**Task to complete:**
Could you swap "Danielle Poole" for "Danielle Price" in the records from the line with "- comment-button[interactable]: Comment: [192, 486, 286, 505]" to the line with "- dislike-label: Disliked: [118, 486, 174, 505]", and return only those lines with everything else left as it is?

**Given records:**

--- Begin ---

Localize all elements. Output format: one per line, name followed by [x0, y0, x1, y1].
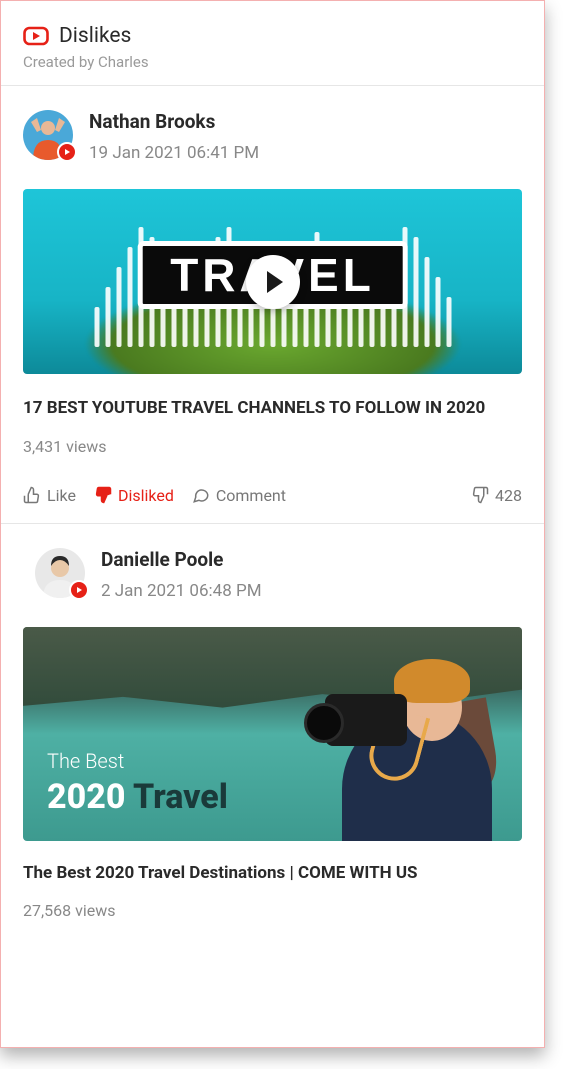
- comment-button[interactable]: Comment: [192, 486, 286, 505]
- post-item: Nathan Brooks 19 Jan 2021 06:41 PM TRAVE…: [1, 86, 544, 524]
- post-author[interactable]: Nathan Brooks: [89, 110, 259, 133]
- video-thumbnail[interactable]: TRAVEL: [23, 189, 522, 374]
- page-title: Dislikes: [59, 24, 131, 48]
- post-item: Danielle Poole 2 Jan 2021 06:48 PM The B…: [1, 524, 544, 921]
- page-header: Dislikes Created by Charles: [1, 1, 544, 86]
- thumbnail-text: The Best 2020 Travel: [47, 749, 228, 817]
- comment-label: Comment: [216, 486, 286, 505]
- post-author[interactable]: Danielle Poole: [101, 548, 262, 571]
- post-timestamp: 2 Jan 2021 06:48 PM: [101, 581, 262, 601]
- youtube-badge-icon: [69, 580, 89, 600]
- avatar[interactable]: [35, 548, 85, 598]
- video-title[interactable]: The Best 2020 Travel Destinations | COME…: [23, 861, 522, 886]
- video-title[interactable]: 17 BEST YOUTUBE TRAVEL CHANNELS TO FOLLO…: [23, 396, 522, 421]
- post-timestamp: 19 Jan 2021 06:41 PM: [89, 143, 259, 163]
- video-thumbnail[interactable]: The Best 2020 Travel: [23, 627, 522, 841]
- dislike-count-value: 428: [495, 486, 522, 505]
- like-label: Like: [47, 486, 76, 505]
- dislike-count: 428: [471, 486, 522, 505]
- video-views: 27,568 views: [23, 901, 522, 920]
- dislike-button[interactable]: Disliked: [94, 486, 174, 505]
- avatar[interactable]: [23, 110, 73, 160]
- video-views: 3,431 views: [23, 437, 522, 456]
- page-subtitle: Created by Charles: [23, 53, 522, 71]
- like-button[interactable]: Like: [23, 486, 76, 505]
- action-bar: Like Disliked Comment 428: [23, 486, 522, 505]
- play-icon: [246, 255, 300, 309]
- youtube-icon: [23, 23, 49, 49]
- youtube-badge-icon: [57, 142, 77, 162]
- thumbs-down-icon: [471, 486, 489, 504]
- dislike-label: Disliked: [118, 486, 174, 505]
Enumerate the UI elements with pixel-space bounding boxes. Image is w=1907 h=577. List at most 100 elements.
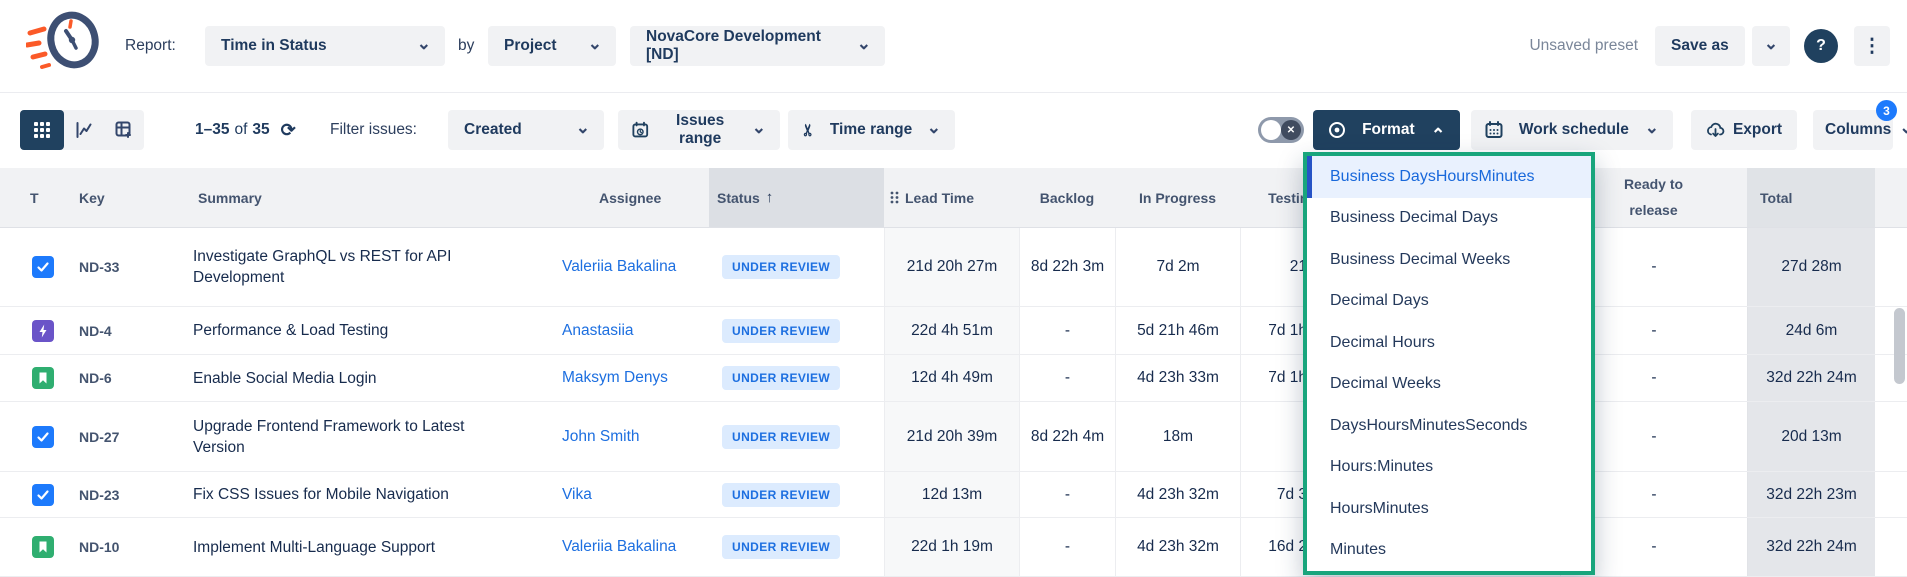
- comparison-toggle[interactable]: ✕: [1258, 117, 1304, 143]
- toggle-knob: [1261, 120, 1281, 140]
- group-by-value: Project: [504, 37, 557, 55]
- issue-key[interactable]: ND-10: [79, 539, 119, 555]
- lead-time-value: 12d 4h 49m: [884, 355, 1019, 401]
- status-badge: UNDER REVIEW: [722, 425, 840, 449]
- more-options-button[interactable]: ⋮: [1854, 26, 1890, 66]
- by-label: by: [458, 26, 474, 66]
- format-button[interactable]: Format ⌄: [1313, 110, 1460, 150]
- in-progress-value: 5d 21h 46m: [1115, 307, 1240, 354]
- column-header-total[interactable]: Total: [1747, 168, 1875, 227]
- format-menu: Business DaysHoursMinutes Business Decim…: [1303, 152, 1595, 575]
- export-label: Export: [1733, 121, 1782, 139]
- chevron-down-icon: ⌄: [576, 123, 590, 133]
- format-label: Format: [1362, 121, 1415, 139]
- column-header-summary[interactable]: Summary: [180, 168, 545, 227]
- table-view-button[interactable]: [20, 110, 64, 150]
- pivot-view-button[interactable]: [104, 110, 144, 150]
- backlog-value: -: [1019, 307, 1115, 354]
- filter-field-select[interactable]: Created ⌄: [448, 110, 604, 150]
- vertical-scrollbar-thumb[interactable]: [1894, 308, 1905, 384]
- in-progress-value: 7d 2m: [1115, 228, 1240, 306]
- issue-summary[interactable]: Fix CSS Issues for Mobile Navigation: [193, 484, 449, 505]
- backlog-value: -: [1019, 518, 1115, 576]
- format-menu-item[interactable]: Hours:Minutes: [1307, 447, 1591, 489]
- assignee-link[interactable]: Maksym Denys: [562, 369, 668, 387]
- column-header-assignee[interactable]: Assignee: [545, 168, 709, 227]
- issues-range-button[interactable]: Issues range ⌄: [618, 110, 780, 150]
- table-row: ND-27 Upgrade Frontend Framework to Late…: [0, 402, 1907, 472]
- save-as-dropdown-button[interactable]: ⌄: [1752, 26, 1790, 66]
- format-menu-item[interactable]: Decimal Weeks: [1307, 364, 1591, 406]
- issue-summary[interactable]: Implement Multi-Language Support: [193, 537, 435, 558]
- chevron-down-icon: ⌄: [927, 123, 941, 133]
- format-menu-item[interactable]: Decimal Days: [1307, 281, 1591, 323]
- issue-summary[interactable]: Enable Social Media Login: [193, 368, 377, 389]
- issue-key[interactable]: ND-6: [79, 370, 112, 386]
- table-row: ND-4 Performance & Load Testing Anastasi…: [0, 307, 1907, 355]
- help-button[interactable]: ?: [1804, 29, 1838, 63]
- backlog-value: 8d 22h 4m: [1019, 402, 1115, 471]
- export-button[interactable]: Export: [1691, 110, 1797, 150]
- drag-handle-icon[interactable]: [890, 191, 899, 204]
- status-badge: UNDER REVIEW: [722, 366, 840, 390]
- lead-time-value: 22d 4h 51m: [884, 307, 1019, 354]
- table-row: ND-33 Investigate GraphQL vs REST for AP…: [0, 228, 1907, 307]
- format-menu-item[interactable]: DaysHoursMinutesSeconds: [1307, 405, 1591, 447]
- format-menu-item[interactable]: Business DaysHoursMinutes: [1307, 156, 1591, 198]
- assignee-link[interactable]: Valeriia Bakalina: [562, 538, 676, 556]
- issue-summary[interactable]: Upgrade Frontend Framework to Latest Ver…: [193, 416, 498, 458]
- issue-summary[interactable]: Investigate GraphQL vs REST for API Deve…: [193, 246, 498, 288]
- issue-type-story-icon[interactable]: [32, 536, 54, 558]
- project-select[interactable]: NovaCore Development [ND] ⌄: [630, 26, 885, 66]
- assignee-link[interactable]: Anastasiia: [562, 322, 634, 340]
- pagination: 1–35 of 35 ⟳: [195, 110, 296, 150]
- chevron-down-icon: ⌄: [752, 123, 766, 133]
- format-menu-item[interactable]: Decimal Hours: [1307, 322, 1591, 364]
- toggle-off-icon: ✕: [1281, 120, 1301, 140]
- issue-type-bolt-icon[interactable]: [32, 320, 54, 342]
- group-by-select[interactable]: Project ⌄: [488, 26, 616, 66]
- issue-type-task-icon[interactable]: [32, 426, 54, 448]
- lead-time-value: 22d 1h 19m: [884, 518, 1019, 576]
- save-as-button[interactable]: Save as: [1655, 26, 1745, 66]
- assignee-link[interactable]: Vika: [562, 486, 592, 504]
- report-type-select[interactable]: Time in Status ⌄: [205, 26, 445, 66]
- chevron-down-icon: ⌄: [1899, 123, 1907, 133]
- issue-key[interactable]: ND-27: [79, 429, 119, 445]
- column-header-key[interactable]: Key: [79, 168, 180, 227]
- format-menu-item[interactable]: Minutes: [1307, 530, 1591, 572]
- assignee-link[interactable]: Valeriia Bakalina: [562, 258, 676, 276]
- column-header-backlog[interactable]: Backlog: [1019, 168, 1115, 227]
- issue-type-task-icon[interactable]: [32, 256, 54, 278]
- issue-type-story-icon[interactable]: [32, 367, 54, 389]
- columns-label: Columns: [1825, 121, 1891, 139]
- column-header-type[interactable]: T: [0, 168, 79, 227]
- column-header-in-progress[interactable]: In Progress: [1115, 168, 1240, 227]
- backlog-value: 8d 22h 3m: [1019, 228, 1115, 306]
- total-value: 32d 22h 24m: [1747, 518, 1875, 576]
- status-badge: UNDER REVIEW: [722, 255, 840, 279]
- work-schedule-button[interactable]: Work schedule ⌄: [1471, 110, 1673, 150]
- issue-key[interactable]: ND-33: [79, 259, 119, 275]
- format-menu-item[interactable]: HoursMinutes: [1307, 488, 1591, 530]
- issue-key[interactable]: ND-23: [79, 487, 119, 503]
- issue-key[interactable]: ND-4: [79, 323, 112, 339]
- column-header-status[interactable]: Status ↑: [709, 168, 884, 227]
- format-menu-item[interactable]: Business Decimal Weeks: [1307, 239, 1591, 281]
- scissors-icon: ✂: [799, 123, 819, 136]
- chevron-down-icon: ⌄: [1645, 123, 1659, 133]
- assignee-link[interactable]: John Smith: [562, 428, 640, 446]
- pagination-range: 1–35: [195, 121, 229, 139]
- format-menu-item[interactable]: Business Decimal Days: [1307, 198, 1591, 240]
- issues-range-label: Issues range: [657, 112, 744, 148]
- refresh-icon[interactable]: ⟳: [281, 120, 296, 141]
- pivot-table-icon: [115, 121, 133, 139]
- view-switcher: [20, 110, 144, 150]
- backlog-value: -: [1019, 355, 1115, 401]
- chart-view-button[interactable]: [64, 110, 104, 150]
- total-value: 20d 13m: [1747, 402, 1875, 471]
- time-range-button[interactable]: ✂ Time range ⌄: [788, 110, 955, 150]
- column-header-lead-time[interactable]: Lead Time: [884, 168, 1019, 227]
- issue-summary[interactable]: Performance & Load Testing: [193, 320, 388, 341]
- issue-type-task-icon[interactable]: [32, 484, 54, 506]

--- End ---

**Answer to this problem:**
- comment-button[interactable]: Comment: [192, 486, 286, 505]
- post-item: Nathan Brooks 19 Jan 2021 06:41 PM TRAVE…: [1, 86, 544, 524]
- post-author[interactable]: Nathan Brooks: [89, 110, 259, 133]
- video-thumbnail[interactable]: TRAVEL: [23, 189, 522, 374]
- page-title: Dislikes: [59, 24, 131, 48]
- post-item: Danielle Price 2 Jan 2021 06:48 PM The B…: [1, 524, 544, 921]
- page-header: Dislikes Created by Charles: [1, 1, 544, 86]
- thumbnail-text: The Best 2020 Travel: [47, 749, 228, 817]
- comment-label: Comment: [216, 486, 286, 505]
- post-author[interactable]: Danielle Price: [101, 548, 262, 571]
- post-timestamp: 2 Jan 2021 06:48 PM: [101, 581, 262, 601]
- youtube-badge-icon: [69, 580, 89, 600]
- avatar[interactable]: [35, 548, 85, 598]
- video-title[interactable]: The Best 2020 Travel Destinations | COME…: [23, 861, 522, 886]
- video-title[interactable]: 17 BEST YOUTUBE TRAVEL CHANNELS TO FOLLO…: [23, 396, 522, 421]
- post-timestamp: 19 Jan 2021 06:41 PM: [89, 143, 259, 163]
- video-thumbnail[interactable]: The Best 2020 Travel: [23, 627, 522, 841]
- dislike-count-value: 428: [495, 486, 522, 505]
- like-label: Like: [47, 486, 76, 505]
- dislike-count: 428: [471, 486, 522, 505]
- video-views: 27,568 views: [23, 901, 522, 920]
- dislike-button[interactable]: Disliked: [94, 486, 174, 505]
- avatar[interactable]: [23, 110, 73, 160]
- video-views: 3,431 views: [23, 437, 522, 456]
- page-subtitle: Created by Charles: [23, 53, 522, 71]
- like-button[interactable]: Like: [23, 486, 76, 505]
- action-bar: Like Disliked Comment 428: [23, 486, 522, 505]
- play-icon: [246, 255, 300, 309]
- youtube-icon: [23, 23, 49, 49]
- youtube-badge-icon: [57, 142, 77, 162]
- thumbs-down-icon: [471, 486, 489, 504]
- dislike-label: Disliked: [118, 486, 174, 505]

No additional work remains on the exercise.